Entries shown:

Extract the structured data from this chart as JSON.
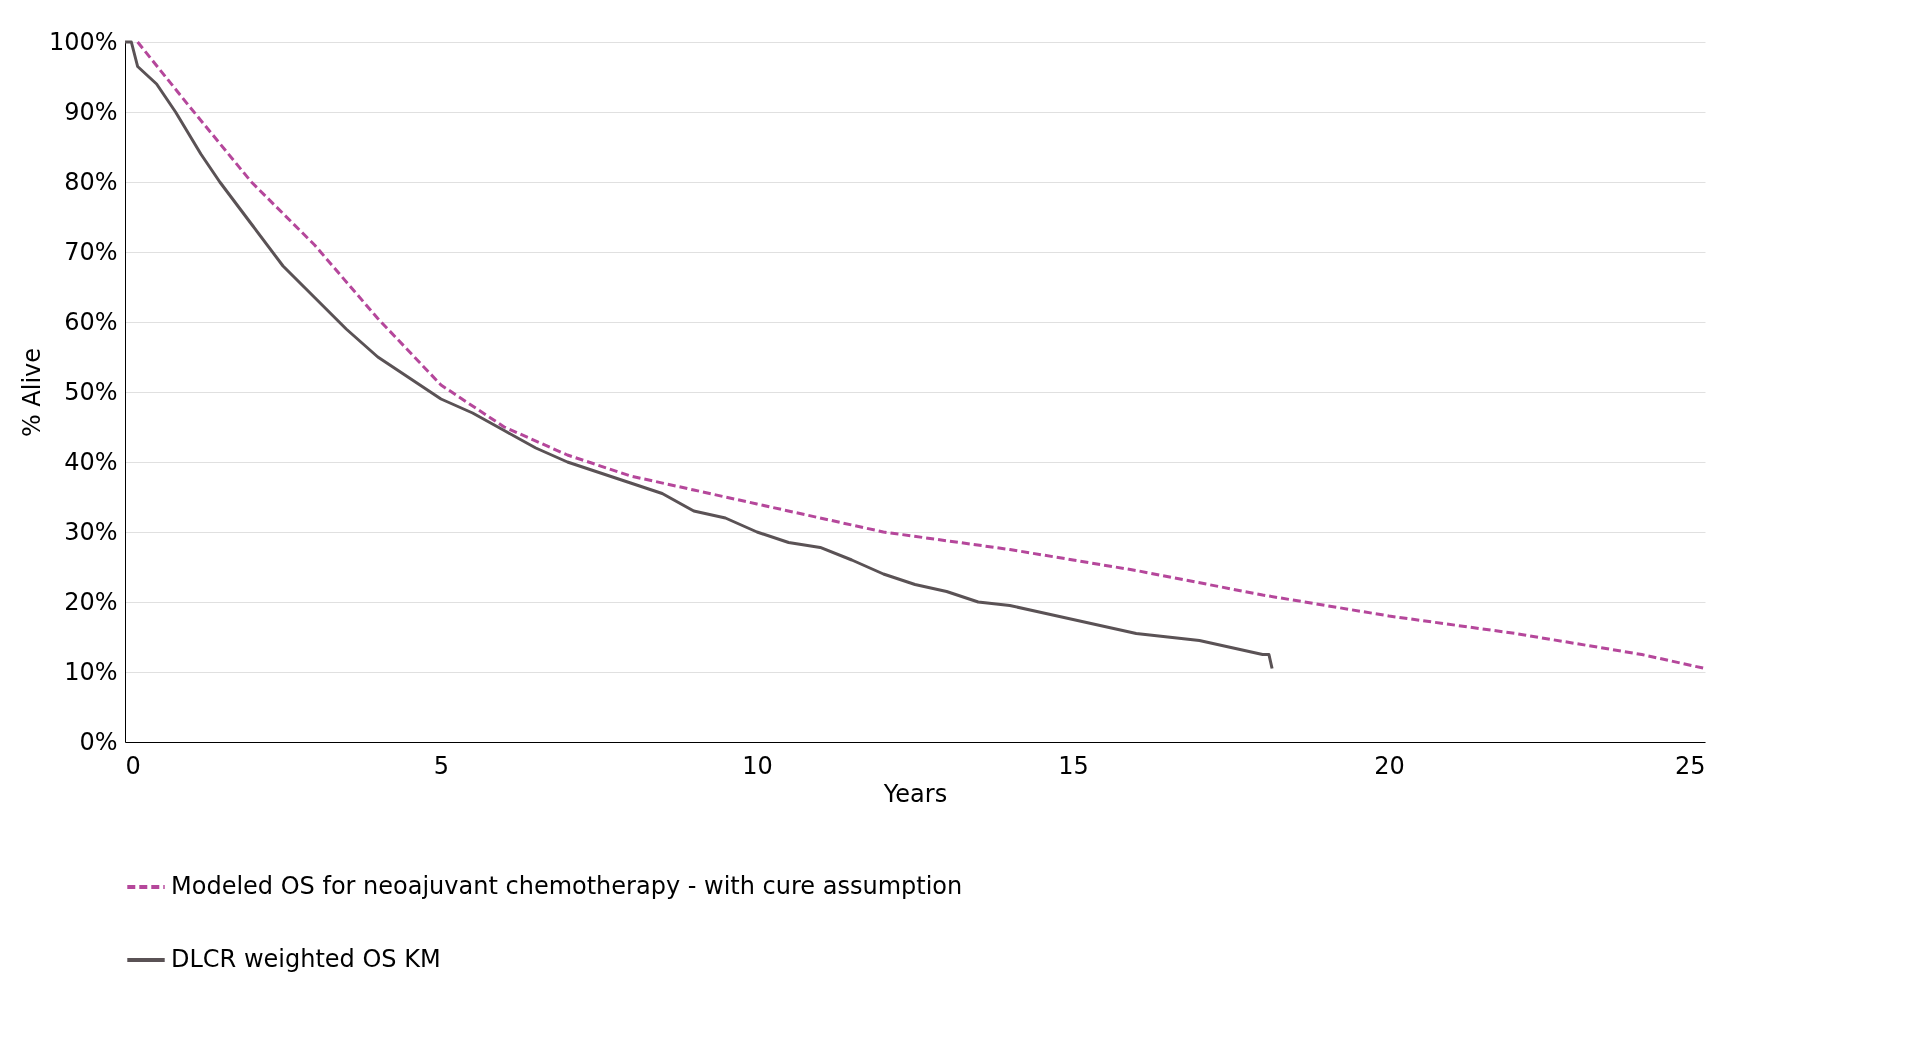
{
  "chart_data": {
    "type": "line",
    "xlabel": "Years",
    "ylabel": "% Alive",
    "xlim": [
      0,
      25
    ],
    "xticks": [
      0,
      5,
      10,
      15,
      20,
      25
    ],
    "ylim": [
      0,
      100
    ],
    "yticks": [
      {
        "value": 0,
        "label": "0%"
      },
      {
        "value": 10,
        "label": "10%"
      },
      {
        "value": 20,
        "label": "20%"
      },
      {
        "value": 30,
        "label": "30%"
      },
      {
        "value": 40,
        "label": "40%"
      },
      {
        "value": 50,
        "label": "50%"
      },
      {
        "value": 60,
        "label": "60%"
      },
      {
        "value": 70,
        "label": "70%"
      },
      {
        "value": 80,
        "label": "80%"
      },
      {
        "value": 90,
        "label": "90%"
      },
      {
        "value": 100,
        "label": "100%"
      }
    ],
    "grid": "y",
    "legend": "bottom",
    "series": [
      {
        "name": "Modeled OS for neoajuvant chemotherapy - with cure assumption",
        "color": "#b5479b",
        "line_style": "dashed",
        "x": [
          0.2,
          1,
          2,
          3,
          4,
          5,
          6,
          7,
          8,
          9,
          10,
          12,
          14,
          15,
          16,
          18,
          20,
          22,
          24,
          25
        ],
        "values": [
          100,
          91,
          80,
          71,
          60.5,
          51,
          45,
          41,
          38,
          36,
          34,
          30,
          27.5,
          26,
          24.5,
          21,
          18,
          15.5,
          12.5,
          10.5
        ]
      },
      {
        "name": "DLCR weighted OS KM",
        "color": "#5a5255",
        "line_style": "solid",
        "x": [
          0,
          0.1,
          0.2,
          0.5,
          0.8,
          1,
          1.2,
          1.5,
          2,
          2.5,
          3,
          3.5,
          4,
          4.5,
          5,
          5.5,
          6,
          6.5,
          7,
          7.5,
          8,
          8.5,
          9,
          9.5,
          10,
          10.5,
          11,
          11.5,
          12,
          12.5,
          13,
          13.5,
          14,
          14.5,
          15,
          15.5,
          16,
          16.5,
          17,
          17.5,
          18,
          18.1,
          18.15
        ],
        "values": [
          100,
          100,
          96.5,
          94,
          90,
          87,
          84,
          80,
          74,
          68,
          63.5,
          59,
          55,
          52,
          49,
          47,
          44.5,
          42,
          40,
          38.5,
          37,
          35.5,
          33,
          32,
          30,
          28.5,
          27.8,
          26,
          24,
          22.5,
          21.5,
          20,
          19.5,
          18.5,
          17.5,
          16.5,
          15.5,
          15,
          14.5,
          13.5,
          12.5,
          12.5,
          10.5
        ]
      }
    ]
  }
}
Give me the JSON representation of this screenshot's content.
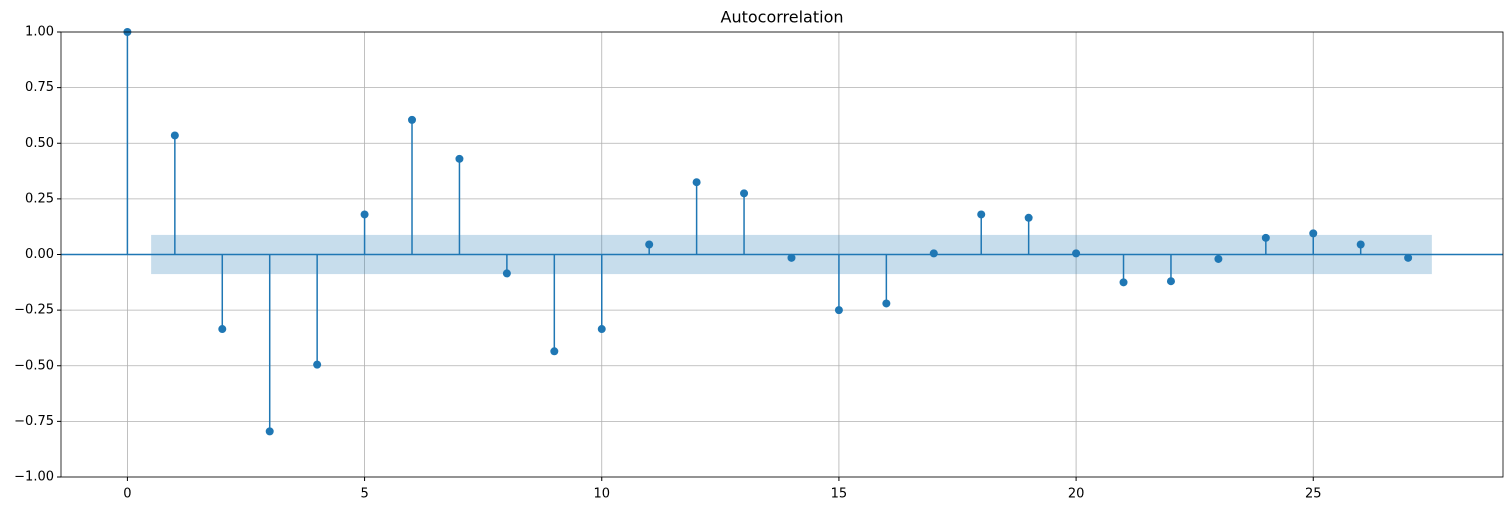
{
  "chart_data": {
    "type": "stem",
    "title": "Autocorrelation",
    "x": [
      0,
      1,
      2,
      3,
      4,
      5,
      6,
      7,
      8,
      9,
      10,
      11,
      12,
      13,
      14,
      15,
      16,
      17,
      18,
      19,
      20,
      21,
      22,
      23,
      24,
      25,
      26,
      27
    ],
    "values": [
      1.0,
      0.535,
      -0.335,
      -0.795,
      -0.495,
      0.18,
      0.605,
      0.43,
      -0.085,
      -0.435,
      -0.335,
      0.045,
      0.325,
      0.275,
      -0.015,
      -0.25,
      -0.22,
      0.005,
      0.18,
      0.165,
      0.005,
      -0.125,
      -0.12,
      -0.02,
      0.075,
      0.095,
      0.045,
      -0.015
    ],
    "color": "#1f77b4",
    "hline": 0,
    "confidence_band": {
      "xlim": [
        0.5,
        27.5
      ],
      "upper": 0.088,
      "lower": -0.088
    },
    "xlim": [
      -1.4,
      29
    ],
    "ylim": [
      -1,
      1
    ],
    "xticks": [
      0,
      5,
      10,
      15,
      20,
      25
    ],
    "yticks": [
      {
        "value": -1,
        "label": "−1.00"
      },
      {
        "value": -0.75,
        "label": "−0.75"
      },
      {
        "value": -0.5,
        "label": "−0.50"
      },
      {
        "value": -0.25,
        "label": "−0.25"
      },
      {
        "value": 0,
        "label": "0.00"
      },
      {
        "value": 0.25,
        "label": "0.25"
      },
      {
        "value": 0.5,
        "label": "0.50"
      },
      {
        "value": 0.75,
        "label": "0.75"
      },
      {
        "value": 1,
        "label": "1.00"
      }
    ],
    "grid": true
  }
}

Exercise directions:
Give all the lines above again, character for character, without pictures.

Task output:
Extract the structured data from this chart as JSON.
{
  "chart_data": {
    "type": "line",
    "xlabel": "Years",
    "ylabel": "% Alive",
    "xlim": [
      0,
      25
    ],
    "xticks": [
      0,
      5,
      10,
      15,
      20,
      25
    ],
    "ylim": [
      0,
      100
    ],
    "yticks": [
      {
        "value": 0,
        "label": "0%"
      },
      {
        "value": 10,
        "label": "10%"
      },
      {
        "value": 20,
        "label": "20%"
      },
      {
        "value": 30,
        "label": "30%"
      },
      {
        "value": 40,
        "label": "40%"
      },
      {
        "value": 50,
        "label": "50%"
      },
      {
        "value": 60,
        "label": "60%"
      },
      {
        "value": 70,
        "label": "70%"
      },
      {
        "value": 80,
        "label": "80%"
      },
      {
        "value": 90,
        "label": "90%"
      },
      {
        "value": 100,
        "label": "100%"
      }
    ],
    "grid": "y",
    "legend": "bottom",
    "series": [
      {
        "name": "Modeled OS for neoajuvant chemotherapy - with cure assumption",
        "color": "#b5479b",
        "line_style": "dashed",
        "x": [
          0.2,
          1,
          2,
          3,
          4,
          5,
          6,
          7,
          8,
          9,
          10,
          12,
          14,
          15,
          16,
          18,
          20,
          22,
          24,
          25
        ],
        "values": [
          100,
          91,
          80,
          71,
          60.5,
          51,
          45,
          41,
          38,
          36,
          34,
          30,
          27.5,
          26,
          24.5,
          21,
          18,
          15.5,
          12.5,
          10.5
        ]
      },
      {
        "name": "DLCR weighted OS KM",
        "color": "#5a5255",
        "line_style": "solid",
        "x": [
          0,
          0.1,
          0.2,
          0.5,
          0.8,
          1,
          1.2,
          1.5,
          2,
          2.5,
          3,
          3.5,
          4,
          4.5,
          5,
          5.5,
          6,
          6.5,
          7,
          7.5,
          8,
          8.5,
          9,
          9.5,
          10,
          10.5,
          11,
          11.5,
          12,
          12.5,
          13,
          13.5,
          14,
          14.5,
          15,
          15.5,
          16,
          16.5,
          17,
          17.5,
          18,
          18.1,
          18.15
        ],
        "values": [
          100,
          100,
          96.5,
          94,
          90,
          87,
          84,
          80,
          74,
          68,
          63.5,
          59,
          55,
          52,
          49,
          47,
          44.5,
          42,
          40,
          38.5,
          37,
          35.5,
          33,
          32,
          30,
          28.5,
          27.8,
          26,
          24,
          22.5,
          21.5,
          20,
          19.5,
          18.5,
          17.5,
          16.5,
          15.5,
          15,
          14.5,
          13.5,
          12.5,
          12.5,
          10.5
        ]
      }
    ]
  }
}
Give me the JSON representation of this screenshot's content.
{
  "chart_data": {
    "type": "stem",
    "title": "Autocorrelation",
    "x": [
      0,
      1,
      2,
      3,
      4,
      5,
      6,
      7,
      8,
      9,
      10,
      11,
      12,
      13,
      14,
      15,
      16,
      17,
      18,
      19,
      20,
      21,
      22,
      23,
      24,
      25,
      26,
      27
    ],
    "values": [
      1.0,
      0.535,
      -0.335,
      -0.795,
      -0.495,
      0.18,
      0.605,
      0.43,
      -0.085,
      -0.435,
      -0.335,
      0.045,
      0.325,
      0.275,
      -0.015,
      -0.25,
      -0.22,
      0.005,
      0.18,
      0.165,
      0.005,
      -0.125,
      -0.12,
      -0.02,
      0.075,
      0.095,
      0.045,
      -0.015
    ],
    "color": "#1f77b4",
    "hline": 0,
    "confidence_band": {
      "xlim": [
        0.5,
        27.5
      ],
      "upper": 0.088,
      "lower": -0.088
    },
    "xlim": [
      -1.4,
      29
    ],
    "ylim": [
      -1,
      1
    ],
    "xticks": [
      0,
      5,
      10,
      15,
      20,
      25
    ],
    "yticks": [
      {
        "value": -1,
        "label": "−1.00"
      },
      {
        "value": -0.75,
        "label": "−0.75"
      },
      {
        "value": -0.5,
        "label": "−0.50"
      },
      {
        "value": -0.25,
        "label": "−0.25"
      },
      {
        "value": 0,
        "label": "0.00"
      },
      {
        "value": 0.25,
        "label": "0.25"
      },
      {
        "value": 0.5,
        "label": "0.50"
      },
      {
        "value": 0.75,
        "label": "0.75"
      },
      {
        "value": 1,
        "label": "1.00"
      }
    ],
    "grid": true
  }
}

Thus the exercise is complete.